GIVEN INSTRUCTION:
Each of the entries should be retyped precisely as it appears.

TASK INPUTS:

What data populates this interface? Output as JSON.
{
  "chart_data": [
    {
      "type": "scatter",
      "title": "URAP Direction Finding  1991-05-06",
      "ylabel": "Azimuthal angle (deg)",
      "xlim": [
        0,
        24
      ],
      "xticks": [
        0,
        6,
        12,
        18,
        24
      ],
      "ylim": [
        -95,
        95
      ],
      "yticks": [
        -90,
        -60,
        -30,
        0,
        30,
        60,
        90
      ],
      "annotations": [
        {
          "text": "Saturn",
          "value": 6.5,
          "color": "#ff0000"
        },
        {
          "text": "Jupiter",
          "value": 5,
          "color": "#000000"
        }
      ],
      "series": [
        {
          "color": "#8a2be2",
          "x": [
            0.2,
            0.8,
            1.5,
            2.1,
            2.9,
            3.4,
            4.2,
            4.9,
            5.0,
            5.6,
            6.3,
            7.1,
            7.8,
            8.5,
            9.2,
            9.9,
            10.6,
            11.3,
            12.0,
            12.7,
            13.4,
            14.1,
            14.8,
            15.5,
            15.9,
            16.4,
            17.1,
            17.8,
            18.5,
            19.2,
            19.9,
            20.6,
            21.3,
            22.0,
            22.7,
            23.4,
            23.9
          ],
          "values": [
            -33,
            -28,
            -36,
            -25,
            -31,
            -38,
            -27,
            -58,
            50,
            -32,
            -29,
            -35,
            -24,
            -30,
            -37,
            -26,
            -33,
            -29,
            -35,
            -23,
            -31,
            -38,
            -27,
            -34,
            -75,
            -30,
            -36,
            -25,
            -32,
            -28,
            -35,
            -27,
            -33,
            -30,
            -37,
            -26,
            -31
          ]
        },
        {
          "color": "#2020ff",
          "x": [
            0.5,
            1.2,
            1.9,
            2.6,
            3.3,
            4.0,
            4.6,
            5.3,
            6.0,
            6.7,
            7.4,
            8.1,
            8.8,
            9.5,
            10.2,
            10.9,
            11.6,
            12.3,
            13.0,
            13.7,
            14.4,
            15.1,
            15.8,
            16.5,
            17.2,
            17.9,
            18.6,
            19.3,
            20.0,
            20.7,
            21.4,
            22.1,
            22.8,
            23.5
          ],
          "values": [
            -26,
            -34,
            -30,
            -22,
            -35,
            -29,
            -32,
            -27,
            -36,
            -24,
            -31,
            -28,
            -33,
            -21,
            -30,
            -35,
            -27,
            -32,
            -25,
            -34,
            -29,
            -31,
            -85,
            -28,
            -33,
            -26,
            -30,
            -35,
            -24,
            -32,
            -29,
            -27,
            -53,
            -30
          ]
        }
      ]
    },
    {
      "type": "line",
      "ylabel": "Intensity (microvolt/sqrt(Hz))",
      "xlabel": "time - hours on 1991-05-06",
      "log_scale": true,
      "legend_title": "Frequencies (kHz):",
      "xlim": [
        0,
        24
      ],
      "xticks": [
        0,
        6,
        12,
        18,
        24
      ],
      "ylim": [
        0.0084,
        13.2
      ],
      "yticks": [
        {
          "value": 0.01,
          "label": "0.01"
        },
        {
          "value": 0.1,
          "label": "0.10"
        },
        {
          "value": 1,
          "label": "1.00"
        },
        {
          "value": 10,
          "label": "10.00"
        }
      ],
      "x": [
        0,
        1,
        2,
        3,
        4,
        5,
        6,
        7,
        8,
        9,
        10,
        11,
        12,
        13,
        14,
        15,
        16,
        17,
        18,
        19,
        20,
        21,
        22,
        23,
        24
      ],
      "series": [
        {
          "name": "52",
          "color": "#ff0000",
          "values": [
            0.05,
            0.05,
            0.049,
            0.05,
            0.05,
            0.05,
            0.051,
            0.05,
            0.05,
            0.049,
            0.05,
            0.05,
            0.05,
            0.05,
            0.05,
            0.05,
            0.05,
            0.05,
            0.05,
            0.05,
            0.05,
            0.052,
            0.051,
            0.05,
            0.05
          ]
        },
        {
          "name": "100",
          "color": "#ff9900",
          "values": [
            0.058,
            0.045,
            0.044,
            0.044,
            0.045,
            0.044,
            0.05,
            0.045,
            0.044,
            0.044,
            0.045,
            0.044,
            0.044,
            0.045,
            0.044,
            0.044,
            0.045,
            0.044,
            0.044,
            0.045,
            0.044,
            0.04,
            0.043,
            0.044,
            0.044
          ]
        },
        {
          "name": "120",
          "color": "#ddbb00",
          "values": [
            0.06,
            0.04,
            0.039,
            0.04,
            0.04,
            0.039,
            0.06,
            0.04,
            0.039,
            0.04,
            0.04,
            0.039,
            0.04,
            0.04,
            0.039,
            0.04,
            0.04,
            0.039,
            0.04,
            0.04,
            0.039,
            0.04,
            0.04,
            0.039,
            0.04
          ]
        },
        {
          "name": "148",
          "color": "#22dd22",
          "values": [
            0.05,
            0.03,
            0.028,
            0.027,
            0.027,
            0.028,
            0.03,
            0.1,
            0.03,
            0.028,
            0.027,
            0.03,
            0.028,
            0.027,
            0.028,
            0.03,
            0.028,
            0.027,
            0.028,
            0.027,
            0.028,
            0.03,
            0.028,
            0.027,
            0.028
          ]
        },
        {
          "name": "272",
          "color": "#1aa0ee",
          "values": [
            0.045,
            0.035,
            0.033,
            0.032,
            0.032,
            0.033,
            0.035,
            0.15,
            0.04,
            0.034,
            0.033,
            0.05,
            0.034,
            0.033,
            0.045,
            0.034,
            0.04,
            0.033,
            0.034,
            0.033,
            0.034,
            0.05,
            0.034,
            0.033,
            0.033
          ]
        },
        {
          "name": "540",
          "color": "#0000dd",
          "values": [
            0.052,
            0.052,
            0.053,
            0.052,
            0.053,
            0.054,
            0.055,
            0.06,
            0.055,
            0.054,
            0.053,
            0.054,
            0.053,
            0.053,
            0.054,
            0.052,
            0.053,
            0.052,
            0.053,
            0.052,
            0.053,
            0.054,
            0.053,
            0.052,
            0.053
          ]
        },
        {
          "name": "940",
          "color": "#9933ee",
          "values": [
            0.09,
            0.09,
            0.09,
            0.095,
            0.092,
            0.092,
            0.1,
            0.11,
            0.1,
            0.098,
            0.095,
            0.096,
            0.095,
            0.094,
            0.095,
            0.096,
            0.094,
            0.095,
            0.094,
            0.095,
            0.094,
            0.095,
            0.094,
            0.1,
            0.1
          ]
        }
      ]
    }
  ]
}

COMPLETED EXERCISE:
What data populates this interface? Output as JSON.
{
  "chart_data": [
    {
      "type": "scatter",
      "title": "URAP Direction Finding  1991-05-06",
      "ylabel": "Azimuthal angle (deg)",
      "xlim": [
        0,
        24
      ],
      "xticks": [
        0,
        6,
        12,
        18,
        24
      ],
      "ylim": [
        -95,
        95
      ],
      "yticks": [
        -90,
        -60,
        -30,
        0,
        30,
        60,
        90
      ],
      "annotations": [
        {
          "text": "Saturn",
          "value": 6.5,
          "color": "#ff0000"
        },
        {
          "text": "Jupiter",
          "value": 5,
          "color": "#000000"
        }
      ],
      "series": [
        {
          "color": "#8a2be2",
          "x": [
            0.2,
            0.8,
            1.5,
            2.1,
            2.9,
            3.4,
            4.2,
            4.9,
            5.0,
            5.6,
            6.3,
            7.1,
            7.8,
            8.5,
            9.2,
            9.9,
            10.6,
            11.3,
            12.0,
            12.7,
            13.4,
            14.1,
            14.8,
            15.5,
            15.9,
            16.4,
            17.1,
            17.8,
            18.5,
            19.2,
            19.9,
            20.6,
            21.3,
            22.0,
            22.7,
            23.4,
            23.9
          ],
          "values": [
            -33,
            -28,
            -36,
            -25,
            -31,
            -38,
            -27,
            -58,
            50,
            -32,
            -29,
            -35,
            -24,
            -30,
            -37,
            -26,
            -33,
            -29,
            -35,
            -23,
            -31,
            -38,
            -27,
            -34,
            -75,
            -30,
            -36,
            -25,
            -32,
            -28,
            -35,
            -27,
            -33,
            -30,
            -37,
            -26,
            -31
          ]
        },
        {
          "color": "#2020ff",
          "x": [
            0.5,
            1.2,
            1.9,
            2.6,
            3.3,
            4.0,
            4.6,
            5.3,
            6.0,
            6.7,
            7.4,
            8.1,
            8.8,
            9.5,
            10.2,
            10.9,
            11.6,
            12.3,
            13.0,
            13.7,
            14.4,
            15.1,
            15.8,
            16.5,
            17.2,
            17.9,
            18.6,
            19.3,
            20.0,
            20.7,
            21.4,
            22.1,
            22.8,
            23.5
          ],
          "values": [
            -26,
            -34,
            -30,
            -22,
            -35,
            -29,
            -32,
            -27,
            -36,
            -24,
            -31,
            -28,
            -33,
            -21,
            -30,
            -35,
            -27,
            -32,
            -25,
            -34,
            -29,
            -31,
            -85,
            -28,
            -33,
            -26,
            -30,
            -35,
            -24,
            -32,
            -29,
            -27,
            -53,
            -30
          ]
        }
      ]
    },
    {
      "type": "line",
      "ylabel": "Intensity (microvolt/sqrt(Hz))",
      "xlabel": "time - hours on 1991-05-06",
      "log_scale": true,
      "legend_title": "Frequencies (kHz):",
      "xlim": [
        0,
        24
      ],
      "xticks": [
        0,
        6,
        12,
        18,
        24
      ],
      "ylim": [
        0.0084,
        13.2
      ],
      "yticks": [
        {
          "value": 0.01,
          "label": "0.01"
        },
        {
          "value": 0.1,
          "label": "0.10"
        },
        {
          "value": 1,
          "label": "1.00"
        },
        {
          "value": 10,
          "label": "10.00"
        }
      ],
      "x": [
        0,
        1,
        2,
        3,
        4,
        5,
        6,
        7,
        8,
        9,
        10,
        11,
        12,
        13,
        14,
        15,
        16,
        17,
        18,
        19,
        20,
        21,
        22,
        23,
        24
      ],
      "series": [
        {
          "name": "52",
          "color": "#ff0000",
          "values": [
            0.05,
            0.05,
            0.049,
            0.05,
            0.05,
            0.05,
            0.051,
            0.05,
            0.05,
            0.049,
            0.05,
            0.05,
            0.05,
            0.05,
            0.05,
            0.05,
            0.05,
            0.05,
            0.05,
            0.05,
            0.05,
            0.052,
            0.051,
            0.05,
            0.05
          ]
        },
        {
          "name": "100",
          "color": "#ff9900",
          "values": [
            0.058,
            0.045,
            0.044,
            0.044,
            0.045,
            0.044,
            0.05,
            0.045,
            0.044,
            0.044,
            0.045,
            0.044,
            0.044,
            0.045,
            0.044,
            0.044,
            0.045,
            0.044,
            0.044,
            0.045,
            0.044,
            0.04,
            0.043,
            0.044,
            0.044
          ]
        },
        {
          "name": "120",
          "color": "#ddbb00",
          "values": [
            0.06,
            0.04,
            0.039,
            0.04,
            0.04,
            0.039,
            0.06,
            0.04,
            0.039,
            0.04,
            0.04,
            0.039,
            0.04,
            0.04,
            0.039,
            0.04,
            0.04,
            0.039,
            0.04,
            0.04,
            0.039,
            0.04,
            0.04,
            0.039,
            0.04
          ]
        },
        {
          "name": "148",
          "color": "#22dd22",
          "values": [
            0.05,
            0.03,
            0.028,
            0.027,
            0.027,
            0.028,
            0.03,
            0.1,
            0.03,
            0.028,
            0.027,
            0.03,
            0.028,
            0.027,
            0.028,
            0.03,
            0.028,
            0.027,
            0.028,
            0.027,
            0.028,
            0.03,
            0.028,
            0.027,
            0.028
          ]
        },
        {
          "name": "272",
          "color": "#1aa0ee",
          "values": [
            0.045,
            0.035,
            0.033,
            0.032,
            0.032,
            0.033,
            0.035,
            0.15,
            0.04,
            0.034,
            0.033,
            0.05,
            0.034,
            0.033,
            0.045,
            0.034,
            0.04,
            0.033,
            0.034,
            0.033,
            0.034,
            0.05,
            0.034,
            0.033,
            0.033
          ]
        },
        {
          "name": "540",
          "color": "#0000dd",
          "values": [
            0.052,
            0.052,
            0.053,
            0.052,
            0.053,
            0.054,
            0.055,
            0.06,
            0.055,
            0.054,
            0.053,
            0.054,
            0.053,
            0.053,
            0.054,
            0.052,
            0.053,
            0.052,
            0.053,
            0.052,
            0.053,
            0.054,
            0.053,
            0.052,
            0.053
          ]
        },
        {
          "name": "940",
          "color": "#9933ee",
          "values": [
            0.09,
            0.09,
            0.09,
            0.095,
            0.092,
            0.092,
            0.1,
            0.11,
            0.1,
            0.098,
            0.095,
            0.096,
            0.095,
            0.094,
            0.095,
            0.096,
            0.094,
            0.095,
            0.094,
            0.095,
            0.094,
            0.095,
            0.094,
            0.1,
            0.1
          ]
        }
      ]
    }
  ]
}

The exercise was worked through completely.